-- start --
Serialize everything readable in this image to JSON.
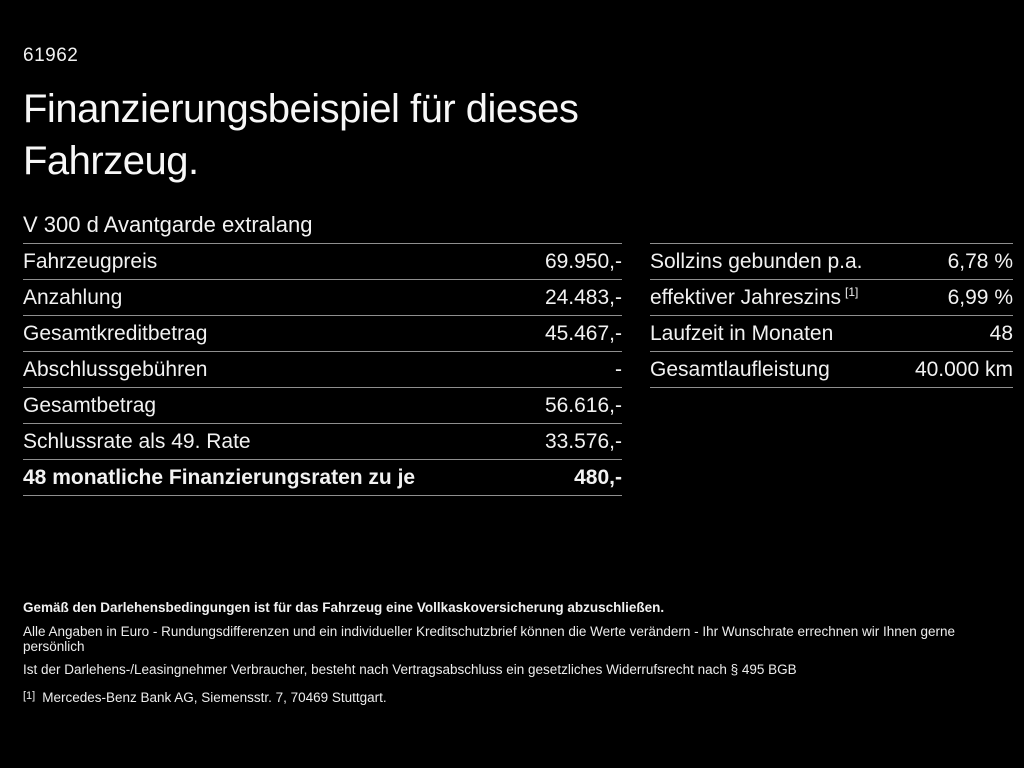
{
  "colors": {
    "background": "#000000",
    "text": "#f2f2f2",
    "divider": "#8f8f8f"
  },
  "header": {
    "doc_number": "61962",
    "title": "Finanzierungsbeispiel für dieses Fahrzeug.",
    "vehicle_model": "V 300 d Avantgarde extralang"
  },
  "financing_table": {
    "rows": [
      {
        "label": "Fahrzeugpreis",
        "value": "69.950,-"
      },
      {
        "label": "Anzahlung",
        "value": "24.483,-"
      },
      {
        "label": "Gesamtkreditbetrag",
        "value": "45.467,-"
      },
      {
        "label": "Abschlussgebühren",
        "value": "-"
      },
      {
        "label": "Gesamtbetrag",
        "value": "56.616,-"
      },
      {
        "label": "Schlussrate als 49. Rate",
        "value": "33.576,-"
      },
      {
        "label": "48 monatliche Finanzierungsraten zu je",
        "value": "480,-"
      }
    ]
  },
  "conditions_table": {
    "rows": [
      {
        "label": "Sollzins gebunden p.a.",
        "value": "6,78 %"
      },
      {
        "label": "effektiver Jahreszins",
        "footnote_ref": "[1]",
        "value": "6,99 %"
      },
      {
        "label": "Laufzeit in Monaten",
        "value": "48"
      },
      {
        "label": "Gesamtlaufleistung",
        "value": "40.000 km"
      }
    ]
  },
  "footer": {
    "insurance_note": "Gemäß den Darlehensbedingungen ist für das Fahrzeug eine Vollkaskoversicherung abzuschließen.",
    "note_line1": "Alle Angaben in Euro - Rundungsdifferenzen und ein individueller Kreditschutzbrief können die Werte verändern - Ihr Wunschrate errechnen wir Ihnen gerne persönlich",
    "note_line2": "Ist der Darlehens-/Leasingnehmer Verbraucher, besteht nach Vertragsabschluss ein gesetzliches Widerrufsrecht nach § 495 BGB",
    "footnote_marker": "[1]",
    "footnote_text": "Mercedes-Benz Bank AG, Siemensstr. 7, 70469 Stuttgart."
  }
}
-- end --
EXERCISE INSTRUCTIONS » Pictures in the records should not appear in your copy, but everything else must be transcribed exactly.

TASK ANSWER »
Serialize everything readable in this image to JSON.
{
  "colors": {
    "background": "#000000",
    "text": "#f2f2f2",
    "divider": "#8f8f8f"
  },
  "header": {
    "doc_number": "61962",
    "title": "Finanzierungsbeispiel für dieses Fahrzeug.",
    "vehicle_model": "V 300 d Avantgarde extralang"
  },
  "financing_table": {
    "rows": [
      {
        "label": "Fahrzeugpreis",
        "value": "69.950,-"
      },
      {
        "label": "Anzahlung",
        "value": "24.483,-"
      },
      {
        "label": "Gesamtkreditbetrag",
        "value": "45.467,-"
      },
      {
        "label": "Abschlussgebühren",
        "value": "-"
      },
      {
        "label": "Gesamtbetrag",
        "value": "56.616,-"
      },
      {
        "label": "Schlussrate als 49. Rate",
        "value": "33.576,-"
      },
      {
        "label": "48 monatliche Finanzierungsraten zu je",
        "value": "480,-"
      }
    ]
  },
  "conditions_table": {
    "rows": [
      {
        "label": "Sollzins gebunden p.a.",
        "value": "6,78 %"
      },
      {
        "label": "effektiver Jahreszins",
        "footnote_ref": "[1]",
        "value": "6,99 %"
      },
      {
        "label": "Laufzeit in Monaten",
        "value": "48"
      },
      {
        "label": "Gesamtlaufleistung",
        "value": "40.000 km"
      }
    ]
  },
  "footer": {
    "insurance_note": "Gemäß den Darlehensbedingungen ist für das Fahrzeug eine Vollkaskoversicherung abzuschließen.",
    "note_line1": "Alle Angaben in Euro - Rundungsdifferenzen und ein individueller Kreditschutzbrief können die Werte verändern - Ihr Wunschrate errechnen wir Ihnen gerne persönlich",
    "note_line2": "Ist der Darlehens-/Leasingnehmer Verbraucher, besteht nach Vertragsabschluss ein gesetzliches Widerrufsrecht nach § 495 BGB",
    "footnote_marker": "[1]",
    "footnote_text": "Mercedes-Benz Bank AG, Siemensstr. 7, 70469 Stuttgart."
  }
}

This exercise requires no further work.